TASK INSTRUCTIONS>
Omit the pictures, then write out every entry exactly as it reads.

GIVEN ENTRIES>
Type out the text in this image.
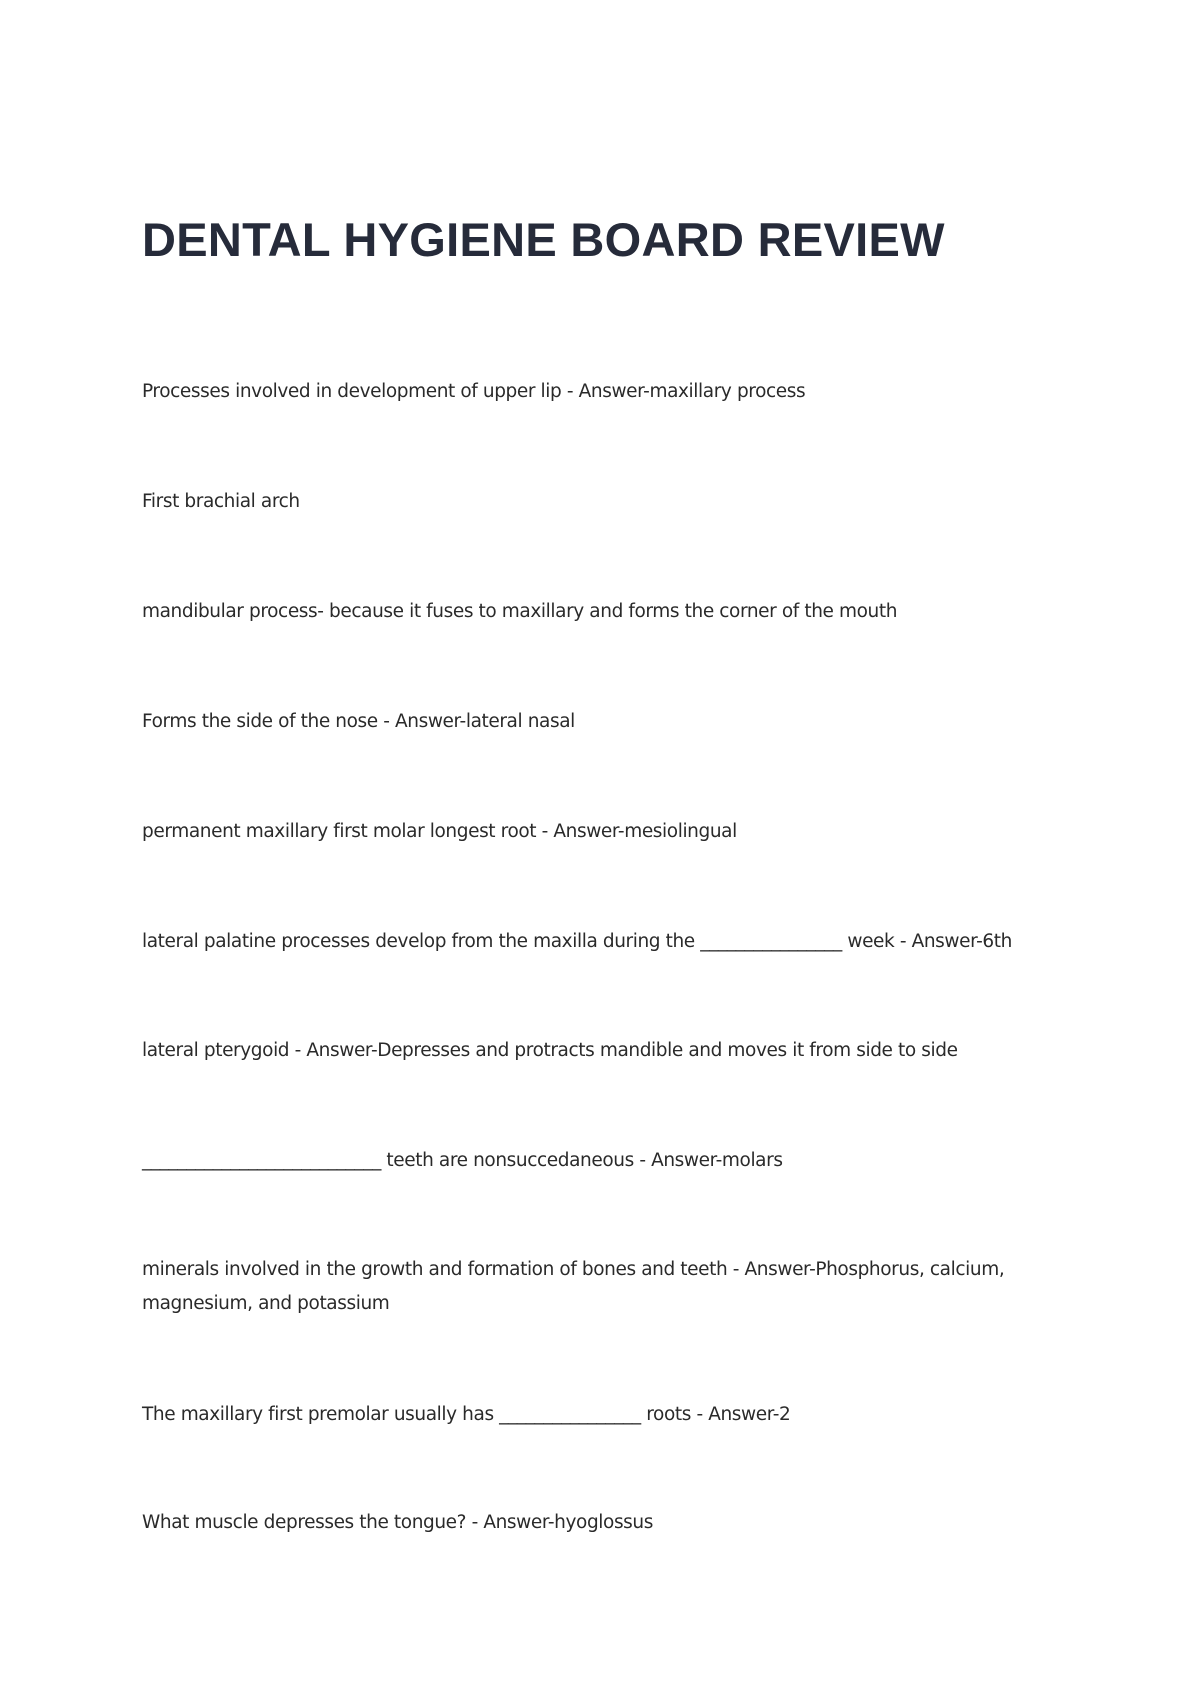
DENTAL HYGIENE BOARD REVIEW

Processes involved in development of upper lip - Answer-maxillary process

First brachial arch

mandibular process- because it fuses to maxillary and forms the corner of the mouth

Forms the side of the nose - Answer-lateral nasal

permanent maxillary first molar longest root - Answer-mesiolingual

lateral palatine processes develop from the maxilla during the ________________ week - Answer-6th

lateral pterygoid - Answer-Depresses and protracts mandible and moves it from side to side

___________________________ teeth are nonsuccedaneous - Answer-molars

minerals involved in the growth and formation of bones and teeth - Answer-Phosphorus, calcium, magnesium, and potassium

The maxillary first premolar usually has ________________ roots - Answer-2

What muscle depresses the tongue? - Answer-hyoglossus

RESULT>
Type out the text in this image.
DENTAL HYGIENE BOARD REVIEW

Processes involved in development of upper lip - Answer-maxillary process

First brachial arch

mandibular process- because it fuses to maxillary and forms the corner of the mouth

Forms the side of the nose - Answer-lateral nasal

permanent maxillary first molar longest root - Answer-mesiolingual

lateral palatine processes develop from the maxilla during the ________________ week - Answer-6th

lateral pterygoid - Answer-Depresses and protracts mandible and moves it from side to side

___________________________ teeth are nonsuccedaneous - Answer-molars

minerals involved in the growth and formation of bones and teeth - Answer-Phosphorus, calcium, magnesium, and potassium

The maxillary first premolar usually has ________________ roots - Answer-2

What muscle depresses the tongue? - Answer-hyoglossus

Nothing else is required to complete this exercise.